- [TASK DETAILS] Look through the data below. Pick out the lines holding the string "Temps".
● ● ● ● ● ● ●
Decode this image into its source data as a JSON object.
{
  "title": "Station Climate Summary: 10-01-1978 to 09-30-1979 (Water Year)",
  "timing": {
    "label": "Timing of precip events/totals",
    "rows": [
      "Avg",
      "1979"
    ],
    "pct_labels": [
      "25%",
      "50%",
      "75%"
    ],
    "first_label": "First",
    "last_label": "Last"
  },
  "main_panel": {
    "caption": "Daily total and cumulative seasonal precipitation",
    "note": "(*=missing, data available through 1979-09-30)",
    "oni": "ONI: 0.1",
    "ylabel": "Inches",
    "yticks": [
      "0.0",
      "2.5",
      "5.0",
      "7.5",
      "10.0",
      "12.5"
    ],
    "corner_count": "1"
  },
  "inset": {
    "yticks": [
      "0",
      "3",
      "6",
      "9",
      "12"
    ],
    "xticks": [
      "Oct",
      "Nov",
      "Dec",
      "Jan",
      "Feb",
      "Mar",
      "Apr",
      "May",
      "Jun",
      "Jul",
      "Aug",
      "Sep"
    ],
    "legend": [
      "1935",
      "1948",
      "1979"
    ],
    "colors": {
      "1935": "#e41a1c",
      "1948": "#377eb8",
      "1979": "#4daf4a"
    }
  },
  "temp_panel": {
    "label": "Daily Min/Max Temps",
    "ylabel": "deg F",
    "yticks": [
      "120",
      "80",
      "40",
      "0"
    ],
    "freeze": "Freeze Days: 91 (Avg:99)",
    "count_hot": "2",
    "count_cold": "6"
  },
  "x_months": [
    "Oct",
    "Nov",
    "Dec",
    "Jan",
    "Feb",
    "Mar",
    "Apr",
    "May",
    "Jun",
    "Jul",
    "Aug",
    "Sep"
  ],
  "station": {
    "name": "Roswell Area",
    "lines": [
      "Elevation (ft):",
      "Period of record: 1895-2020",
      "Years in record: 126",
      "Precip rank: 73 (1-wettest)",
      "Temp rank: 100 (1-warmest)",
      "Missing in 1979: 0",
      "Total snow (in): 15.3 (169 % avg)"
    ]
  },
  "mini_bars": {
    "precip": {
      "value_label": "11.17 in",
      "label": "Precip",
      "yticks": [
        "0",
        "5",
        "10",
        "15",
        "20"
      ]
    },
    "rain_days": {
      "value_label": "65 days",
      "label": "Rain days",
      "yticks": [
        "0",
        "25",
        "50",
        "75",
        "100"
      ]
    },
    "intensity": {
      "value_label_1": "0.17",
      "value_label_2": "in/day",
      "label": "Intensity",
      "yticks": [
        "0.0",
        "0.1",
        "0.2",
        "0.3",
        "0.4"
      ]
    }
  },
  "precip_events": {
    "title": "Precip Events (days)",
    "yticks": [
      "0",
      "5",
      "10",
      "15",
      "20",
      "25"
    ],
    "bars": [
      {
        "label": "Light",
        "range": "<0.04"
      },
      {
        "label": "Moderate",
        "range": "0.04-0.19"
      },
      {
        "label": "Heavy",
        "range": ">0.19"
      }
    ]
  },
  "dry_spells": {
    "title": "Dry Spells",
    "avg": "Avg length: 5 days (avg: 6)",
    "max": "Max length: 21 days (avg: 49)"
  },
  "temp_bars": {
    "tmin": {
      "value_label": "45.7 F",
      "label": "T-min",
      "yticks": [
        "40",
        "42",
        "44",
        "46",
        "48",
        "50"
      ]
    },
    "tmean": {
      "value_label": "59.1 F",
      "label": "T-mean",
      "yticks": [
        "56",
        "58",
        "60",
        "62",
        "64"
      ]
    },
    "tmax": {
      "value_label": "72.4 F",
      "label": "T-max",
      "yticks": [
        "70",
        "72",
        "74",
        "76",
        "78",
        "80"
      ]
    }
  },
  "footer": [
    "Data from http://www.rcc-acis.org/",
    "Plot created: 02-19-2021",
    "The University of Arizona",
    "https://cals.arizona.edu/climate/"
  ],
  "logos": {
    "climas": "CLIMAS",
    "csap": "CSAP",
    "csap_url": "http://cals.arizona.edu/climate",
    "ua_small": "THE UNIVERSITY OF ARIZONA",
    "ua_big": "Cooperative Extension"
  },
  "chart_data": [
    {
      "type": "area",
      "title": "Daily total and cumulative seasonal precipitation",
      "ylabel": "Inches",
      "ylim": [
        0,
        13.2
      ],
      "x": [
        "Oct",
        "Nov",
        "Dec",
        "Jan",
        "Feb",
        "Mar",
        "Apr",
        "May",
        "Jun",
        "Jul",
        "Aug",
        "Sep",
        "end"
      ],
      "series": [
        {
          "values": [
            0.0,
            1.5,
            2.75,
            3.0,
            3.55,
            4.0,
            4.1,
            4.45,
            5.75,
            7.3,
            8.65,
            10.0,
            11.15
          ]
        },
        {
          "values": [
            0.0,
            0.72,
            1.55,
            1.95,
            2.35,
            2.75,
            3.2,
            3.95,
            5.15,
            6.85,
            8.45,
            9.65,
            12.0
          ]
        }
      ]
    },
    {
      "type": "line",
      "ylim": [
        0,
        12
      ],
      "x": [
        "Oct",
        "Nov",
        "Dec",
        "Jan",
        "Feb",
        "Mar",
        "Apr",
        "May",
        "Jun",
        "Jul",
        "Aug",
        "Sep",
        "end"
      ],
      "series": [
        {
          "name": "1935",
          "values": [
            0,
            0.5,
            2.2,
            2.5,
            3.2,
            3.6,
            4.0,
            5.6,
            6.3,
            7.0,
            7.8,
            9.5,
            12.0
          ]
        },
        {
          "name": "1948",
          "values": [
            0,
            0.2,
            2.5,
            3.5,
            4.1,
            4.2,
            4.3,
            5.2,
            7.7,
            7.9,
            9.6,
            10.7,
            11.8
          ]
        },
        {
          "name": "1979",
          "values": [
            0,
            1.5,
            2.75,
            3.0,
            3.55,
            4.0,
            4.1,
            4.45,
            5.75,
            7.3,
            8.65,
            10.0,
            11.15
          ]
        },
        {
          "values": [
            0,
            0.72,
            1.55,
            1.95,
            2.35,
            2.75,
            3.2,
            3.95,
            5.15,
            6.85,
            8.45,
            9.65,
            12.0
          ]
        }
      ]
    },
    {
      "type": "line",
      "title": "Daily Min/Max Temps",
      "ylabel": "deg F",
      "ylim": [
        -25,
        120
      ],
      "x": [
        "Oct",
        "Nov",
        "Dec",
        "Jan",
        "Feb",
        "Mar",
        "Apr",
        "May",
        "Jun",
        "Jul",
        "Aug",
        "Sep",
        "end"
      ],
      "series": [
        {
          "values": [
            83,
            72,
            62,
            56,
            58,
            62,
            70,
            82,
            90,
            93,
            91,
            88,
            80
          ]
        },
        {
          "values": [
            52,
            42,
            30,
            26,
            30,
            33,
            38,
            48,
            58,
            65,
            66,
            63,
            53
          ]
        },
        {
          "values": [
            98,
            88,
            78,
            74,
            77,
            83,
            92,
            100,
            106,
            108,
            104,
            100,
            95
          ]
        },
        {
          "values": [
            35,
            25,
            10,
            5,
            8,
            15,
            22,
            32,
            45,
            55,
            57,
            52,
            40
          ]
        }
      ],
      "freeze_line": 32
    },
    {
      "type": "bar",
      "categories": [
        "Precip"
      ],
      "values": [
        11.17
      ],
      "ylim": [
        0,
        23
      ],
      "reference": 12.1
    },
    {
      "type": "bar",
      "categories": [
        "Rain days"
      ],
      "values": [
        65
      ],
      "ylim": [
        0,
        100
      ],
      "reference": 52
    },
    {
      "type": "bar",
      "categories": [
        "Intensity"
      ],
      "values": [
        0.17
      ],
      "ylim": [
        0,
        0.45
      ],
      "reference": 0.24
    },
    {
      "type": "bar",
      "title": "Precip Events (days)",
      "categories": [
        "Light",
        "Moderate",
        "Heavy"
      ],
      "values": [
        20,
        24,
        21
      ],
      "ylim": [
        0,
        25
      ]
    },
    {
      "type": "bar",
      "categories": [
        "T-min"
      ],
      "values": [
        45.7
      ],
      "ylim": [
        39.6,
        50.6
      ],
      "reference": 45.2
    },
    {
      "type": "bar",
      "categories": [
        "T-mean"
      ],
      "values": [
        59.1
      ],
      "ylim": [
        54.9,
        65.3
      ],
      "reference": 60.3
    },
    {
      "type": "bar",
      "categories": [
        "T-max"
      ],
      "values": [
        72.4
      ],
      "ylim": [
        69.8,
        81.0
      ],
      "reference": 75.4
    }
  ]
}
● ● ● ● ● ● ●
- [SOLVED EXERCISE]
    "label": "Daily Min/Max Temps",
      "title": "Daily Min/Max Temps",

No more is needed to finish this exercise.